JOB | Repeat each entry in full, exactly.

Entries taken from a collection:
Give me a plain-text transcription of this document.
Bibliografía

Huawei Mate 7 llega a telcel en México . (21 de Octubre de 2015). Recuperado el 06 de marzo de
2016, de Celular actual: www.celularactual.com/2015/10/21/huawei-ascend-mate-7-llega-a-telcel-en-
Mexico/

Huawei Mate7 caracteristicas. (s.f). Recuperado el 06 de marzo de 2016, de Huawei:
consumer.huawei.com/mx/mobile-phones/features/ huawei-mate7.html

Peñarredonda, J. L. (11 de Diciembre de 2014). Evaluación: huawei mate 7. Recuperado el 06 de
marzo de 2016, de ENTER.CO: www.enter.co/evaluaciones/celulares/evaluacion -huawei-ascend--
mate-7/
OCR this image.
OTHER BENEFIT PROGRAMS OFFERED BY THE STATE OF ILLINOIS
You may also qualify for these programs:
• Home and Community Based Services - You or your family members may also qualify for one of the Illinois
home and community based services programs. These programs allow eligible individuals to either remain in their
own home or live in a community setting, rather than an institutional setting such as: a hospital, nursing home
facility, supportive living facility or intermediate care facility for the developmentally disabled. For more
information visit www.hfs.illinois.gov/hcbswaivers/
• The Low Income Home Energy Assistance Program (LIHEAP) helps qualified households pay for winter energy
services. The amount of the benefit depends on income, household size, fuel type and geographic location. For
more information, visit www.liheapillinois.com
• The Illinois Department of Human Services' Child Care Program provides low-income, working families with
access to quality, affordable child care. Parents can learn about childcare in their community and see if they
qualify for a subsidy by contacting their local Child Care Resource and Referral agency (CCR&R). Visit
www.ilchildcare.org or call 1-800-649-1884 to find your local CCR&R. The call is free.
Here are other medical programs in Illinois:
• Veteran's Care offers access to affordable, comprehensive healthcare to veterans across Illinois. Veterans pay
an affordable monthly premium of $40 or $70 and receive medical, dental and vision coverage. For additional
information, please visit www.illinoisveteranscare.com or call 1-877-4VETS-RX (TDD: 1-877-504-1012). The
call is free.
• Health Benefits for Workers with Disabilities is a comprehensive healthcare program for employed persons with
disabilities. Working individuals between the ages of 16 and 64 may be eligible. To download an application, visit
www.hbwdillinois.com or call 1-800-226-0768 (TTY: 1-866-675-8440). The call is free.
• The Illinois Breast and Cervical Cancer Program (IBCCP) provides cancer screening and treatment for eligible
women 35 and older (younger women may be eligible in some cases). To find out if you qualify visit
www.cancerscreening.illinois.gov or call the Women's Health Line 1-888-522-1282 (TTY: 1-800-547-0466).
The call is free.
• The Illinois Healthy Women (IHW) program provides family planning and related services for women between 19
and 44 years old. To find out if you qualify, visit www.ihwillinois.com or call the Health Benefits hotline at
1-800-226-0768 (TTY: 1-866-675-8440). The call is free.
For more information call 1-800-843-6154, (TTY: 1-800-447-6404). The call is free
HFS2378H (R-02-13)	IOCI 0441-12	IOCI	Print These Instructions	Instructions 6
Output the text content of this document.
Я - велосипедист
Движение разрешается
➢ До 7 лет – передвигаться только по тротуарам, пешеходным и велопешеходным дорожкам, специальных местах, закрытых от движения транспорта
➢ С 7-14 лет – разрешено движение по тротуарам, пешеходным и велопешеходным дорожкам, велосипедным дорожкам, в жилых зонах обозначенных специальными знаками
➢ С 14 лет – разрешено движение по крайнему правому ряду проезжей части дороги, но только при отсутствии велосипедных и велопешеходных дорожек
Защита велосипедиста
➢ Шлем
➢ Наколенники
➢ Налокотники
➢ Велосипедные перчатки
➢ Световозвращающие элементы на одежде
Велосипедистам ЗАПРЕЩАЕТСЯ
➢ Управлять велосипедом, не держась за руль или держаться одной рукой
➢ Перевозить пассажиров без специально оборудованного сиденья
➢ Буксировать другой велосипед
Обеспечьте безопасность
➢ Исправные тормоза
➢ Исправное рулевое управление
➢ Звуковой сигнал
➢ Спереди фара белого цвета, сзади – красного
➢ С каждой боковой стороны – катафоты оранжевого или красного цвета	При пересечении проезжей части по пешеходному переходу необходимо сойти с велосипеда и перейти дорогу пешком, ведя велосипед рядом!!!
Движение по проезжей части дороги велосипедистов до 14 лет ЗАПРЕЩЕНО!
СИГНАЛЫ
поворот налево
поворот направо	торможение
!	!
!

THE RESULT |
Give me a plain-text transcription of this document.
Bibliografía

Huawei Mate 7 llega a telcel en México . (21 de Octubre de 2015). Recuperado el 06 de marzo de
2016, de Celular actual: www.celularactual.com/2015/10/21/huawei-ascend-mate-7-llega-a-telcel-en-
Mexico/

Huawei Mate7 caracteristicas. (s.f). Recuperado el 06 de marzo de 2016, de Huawei:
consumer.huawei.com/mx/mobile-phones/features/ huawei-mate7.html

Peñarredonda, J. L. (11 de Diciembre de 2014). Evaluación: huawei mate 7. Recuperado el 06 de
marzo de 2016, de ENTER.CO: www.enter.co/evaluaciones/celulares/evaluacion -huawei-ascend--
mate-7/
OCR this image.
OTHER BENEFIT PROGRAMS OFFERED BY THE STATE OF ILLINOIS
You may also qualify for these programs:
• Home and Community Based Services - You or your family members may also qualify for one of the Illinois
home and community based services programs. These programs allow eligible individuals to either remain in their
own home or live in a community setting, rather than an institutional setting such as: a hospital, nursing home
facility, supportive living facility or intermediate care facility for the developmentally disabled. For more
information visit www.hfs.illinois.gov/hcbswaivers/
• The Low Income Home Energy Assistance Program (LIHEAP) helps qualified households pay for winter energy
services. The amount of the benefit depends on income, household size, fuel type and geographic location. For
more information, visit www.liheapillinois.com
• The Illinois Department of Human Services' Child Care Program provides low-income, working families with
access to quality, affordable child care. Parents can learn about childcare in their community and see if they
qualify for a subsidy by contacting their local Child Care Resource and Referral agency (CCR&R). Visit
www.ilchildcare.org or call 1-800-649-1884 to find your local CCR&R. The call is free.
Here are other medical programs in Illinois:
• Veteran's Care offers access to affordable, comprehensive healthcare to veterans across Illinois. Veterans pay
an affordable monthly premium of $40 or $70 and receive medical, dental and vision coverage. For additional
information, please visit www.illinoisveteranscare.com or call 1-877-4VETS-RX (TDD: 1-877-504-1012). The
call is free.
• Health Benefits for Workers with Disabilities is a comprehensive healthcare program for employed persons with
disabilities. Working individuals between the ages of 16 and 64 may be eligible. To download an application, visit
www.hbwdillinois.com or call 1-800-226-0768 (TTY: 1-866-675-8440). The call is free.
• The Illinois Breast and Cervical Cancer Program (IBCCP) provides cancer screening and treatment for eligible
women 35 and older (younger women may be eligible in some cases). To find out if you qualify visit
www.cancerscreening.illinois.gov or call the Women's Health Line 1-888-522-1282 (TTY: 1-800-547-0466).
The call is free.
• The Illinois Healthy Women (IHW) program provides family planning and related services for women between 19
and 44 years old. To find out if you qualify, visit www.ihwillinois.com or call the Health Benefits hotline at
1-800-226-0768 (TTY: 1-866-675-8440). The call is free.
For more information call 1-800-843-6154, (TTY: 1-800-447-6404). The call is free
HFS2378H (R-02-13)	IOCI 0441-12	IOCI	Print These Instructions	Instructions 6
Output the text content of this document.
Я - велосипедист
Движение разрешается
➢ До 7 лет – передвигаться только по тротуарам, пешеходным и велопешеходным дорожкам, специальных местах, закрытых от движения транспорта
➢ С 7-14 лет – разрешено движение по тротуарам, пешеходным и велопешеходным дорожкам, велосипедным дорожкам, в жилых зонах обозначенных специальными знаками
➢ С 14 лет – разрешено движение по крайнему правому ряду проезжей части дороги, но только при отсутствии велосипедных и велопешеходных дорожек
Защита велосипедиста
➢ Шлем
➢ Наколенники
➢ Налокотники
➢ Велосипедные перчатки
➢ Световозвращающие элементы на одежде
Велосипедистам ЗАПРЕЩАЕТСЯ
➢ Управлять велосипедом, не держась за руль или держаться одной рукой
➢ Перевозить пассажиров без специально оборудованного сиденья
➢ Буксировать другой велосипед
Обеспечьте безопасность
➢ Исправные тормоза
➢ Исправное рулевое управление
➢ Звуковой сигнал
➢ Спереди фара белого цвета, сзади – красного
➢ С каждой боковой стороны – катафоты оранжевого или красного цвета	При пересечении проезжей части по пешеходному переходу необходимо сойти с велосипеда и перейти дорогу пешком, ведя велосипед рядом!!!
Движение по проезжей части дороги велосипедистов до 14 лет ЗАПРЕЩЕНО!
СИГНАЛЫ
поворот налево
поворот направо	торможение
!	!
!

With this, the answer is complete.